▸ **Task objective**
Go through the entries below and copy each line containing the word "name".

## start Records

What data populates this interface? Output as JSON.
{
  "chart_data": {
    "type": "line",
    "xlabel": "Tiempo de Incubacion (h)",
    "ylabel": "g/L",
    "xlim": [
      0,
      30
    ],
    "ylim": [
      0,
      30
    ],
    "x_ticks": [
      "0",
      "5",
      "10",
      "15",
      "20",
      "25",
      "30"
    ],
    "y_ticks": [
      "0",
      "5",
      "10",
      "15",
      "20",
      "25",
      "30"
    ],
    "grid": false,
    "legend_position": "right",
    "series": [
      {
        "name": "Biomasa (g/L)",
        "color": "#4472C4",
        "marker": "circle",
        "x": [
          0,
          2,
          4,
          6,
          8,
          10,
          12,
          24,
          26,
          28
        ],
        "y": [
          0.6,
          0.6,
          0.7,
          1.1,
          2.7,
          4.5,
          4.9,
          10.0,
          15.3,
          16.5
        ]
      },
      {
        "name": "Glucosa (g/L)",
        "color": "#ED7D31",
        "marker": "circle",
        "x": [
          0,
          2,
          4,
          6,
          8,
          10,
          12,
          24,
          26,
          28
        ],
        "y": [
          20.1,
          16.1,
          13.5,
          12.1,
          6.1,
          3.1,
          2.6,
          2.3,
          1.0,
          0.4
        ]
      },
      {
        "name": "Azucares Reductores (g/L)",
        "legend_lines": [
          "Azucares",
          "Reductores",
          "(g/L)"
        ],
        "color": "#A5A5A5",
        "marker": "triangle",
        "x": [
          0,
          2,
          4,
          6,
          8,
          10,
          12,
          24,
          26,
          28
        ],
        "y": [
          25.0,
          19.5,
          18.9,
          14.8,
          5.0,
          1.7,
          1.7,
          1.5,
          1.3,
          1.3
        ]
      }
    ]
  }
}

## end Records

▸ **The result**
        "name": "Biomasa (g/L)",
        "name": "Glucosa (g/L)",
        "name": "Azucares Reductores (g/L)",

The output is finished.